— Assignment —
Whenever the string "clone" turns up in a line of the data below, copy that line.

— Given records —
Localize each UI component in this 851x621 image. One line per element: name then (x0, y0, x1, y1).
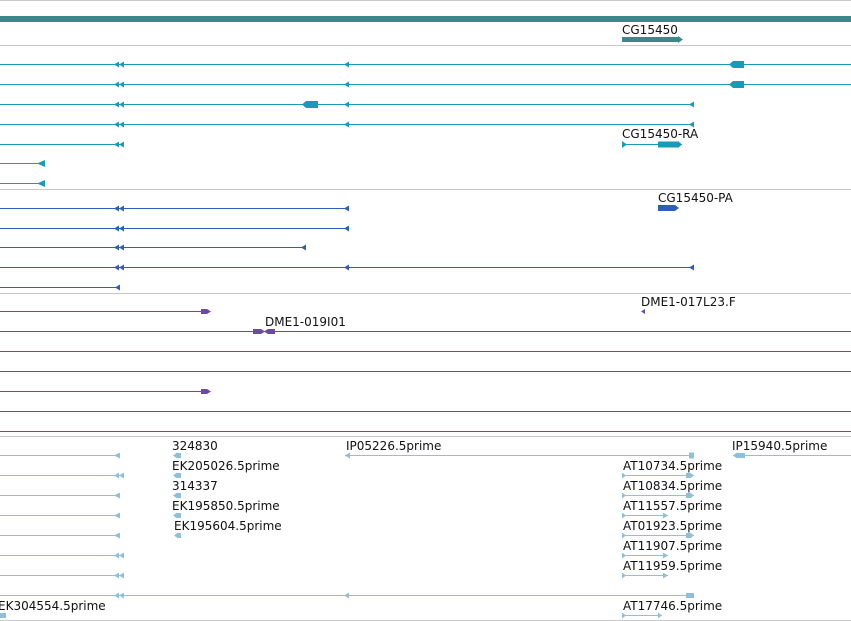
gene-model-cg15450[interactable] (622, 37, 678, 42)
gene-track (0, 16, 851, 43)
est-row[interactable] (0, 472, 124, 479)
protein-cg15450-pa[interactable] (658, 205, 679, 211)
est-label[interactable]: AT01923.5prime (623, 519, 723, 533)
clone-dme1-019i01[interactable] (0, 329, 851, 334)
protein-row[interactable] (0, 205, 349, 212)
est-ek205026[interactable] (173, 472, 181, 479)
est-label[interactable]: AT10834.5prime (623, 479, 723, 493)
est-label[interactable]: AT11907.5prime (623, 539, 723, 553)
protein-track (0, 205, 694, 291)
est-label[interactable]: AT10734.5prime (623, 459, 723, 473)
est-row[interactable] (0, 572, 124, 579)
clone-track (0, 309, 851, 432)
protein-row[interactable] (0, 244, 306, 251)
protein-label[interactable]: CG15450-PA (658, 191, 733, 205)
clone-label-dme1-017l23[interactable]: DME1-017L23.F (641, 295, 736, 309)
est-at10734[interactable] (622, 472, 694, 479)
est-label[interactable]: EK195850.5prime (172, 499, 280, 513)
clone-label-dme1-019i01[interactable]: DME1-019I01 (265, 315, 346, 329)
est-label[interactable]: IP05226.5prime (346, 439, 442, 453)
est-row[interactable] (0, 552, 124, 559)
protein-row[interactable] (0, 225, 349, 232)
est-label[interactable]: AT17746.5prime (623, 599, 723, 613)
est-label[interactable]: EK195604.5prime (174, 519, 282, 533)
est-row[interactable] (0, 492, 120, 499)
clone-row[interactable] (0, 389, 211, 394)
transcript-row[interactable] (0, 121, 694, 128)
gene-model-arrow (678, 36, 683, 43)
est-at17746[interactable] (622, 612, 662, 619)
est-at10834[interactable] (622, 492, 694, 499)
est-row[interactable] (0, 532, 120, 539)
est-at11907[interactable] (622, 552, 668, 559)
est-ek195850[interactable] (173, 512, 181, 519)
est-label[interactable]: AT11959.5prime (623, 559, 723, 573)
est-314337[interactable] (173, 492, 181, 499)
est-324830[interactable] (173, 452, 181, 459)
clone-dme1-017l23-f[interactable] (641, 309, 645, 314)
transcript-row[interactable] (0, 81, 851, 88)
est-label[interactable]: AT11557.5prime (623, 499, 723, 513)
est-label[interactable]: EK304554.5prime (0, 599, 106, 613)
est-at11959[interactable] (622, 572, 668, 579)
est-label[interactable]: 314337 (172, 479, 218, 493)
transcript-row[interactable] (0, 180, 45, 187)
est-label[interactable]: 324830 (172, 439, 218, 453)
transcript-row[interactable] (0, 141, 124, 148)
clone-row[interactable] (0, 309, 211, 314)
protein-row[interactable] (0, 264, 694, 271)
est-ip15940[interactable] (733, 452, 851, 459)
est-row[interactable] (0, 592, 694, 599)
est-at11557[interactable] (622, 512, 668, 519)
transcript-row[interactable] (0, 61, 851, 68)
transcript-row[interactable] (0, 160, 45, 167)
est-row[interactable] (0, 512, 120, 519)
est-at01923[interactable] (622, 532, 694, 539)
gene-bar[interactable] (0, 16, 851, 22)
transcript-row[interactable] (0, 101, 694, 108)
est-ek304554[interactable] (0, 613, 6, 618)
est-label[interactable]: IP15940.5prime (732, 439, 828, 453)
est-ip05226[interactable] (345, 452, 694, 459)
est-track (0, 452, 851, 619)
est-ek195604[interactable] (174, 532, 181, 539)
transcript-track (0, 61, 851, 187)
protein-row[interactable] (0, 284, 120, 291)
transcript-label[interactable]: CG15450-RA (622, 127, 699, 141)
est-label[interactable]: EK205026.5prime (172, 459, 280, 473)
gene-label[interactable]: CG15450 (622, 23, 678, 37)
transcript-cg15450-ra[interactable] (622, 141, 682, 148)
est-row[interactable] (0, 452, 120, 459)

— Expected answer —
clone-dme1-019i01[interactable] (0, 329, 851, 334)
clone-track (0, 309, 851, 432)
clone-label-dme1-017l23[interactable]: DME1-017L23.F (641, 295, 736, 309)
clone-label-dme1-019i01[interactable]: DME1-019I01 (265, 315, 346, 329)
clone-row[interactable] (0, 389, 211, 394)
clone-dme1-017l23-f[interactable] (641, 309, 645, 314)
clone-row[interactable] (0, 309, 211, 314)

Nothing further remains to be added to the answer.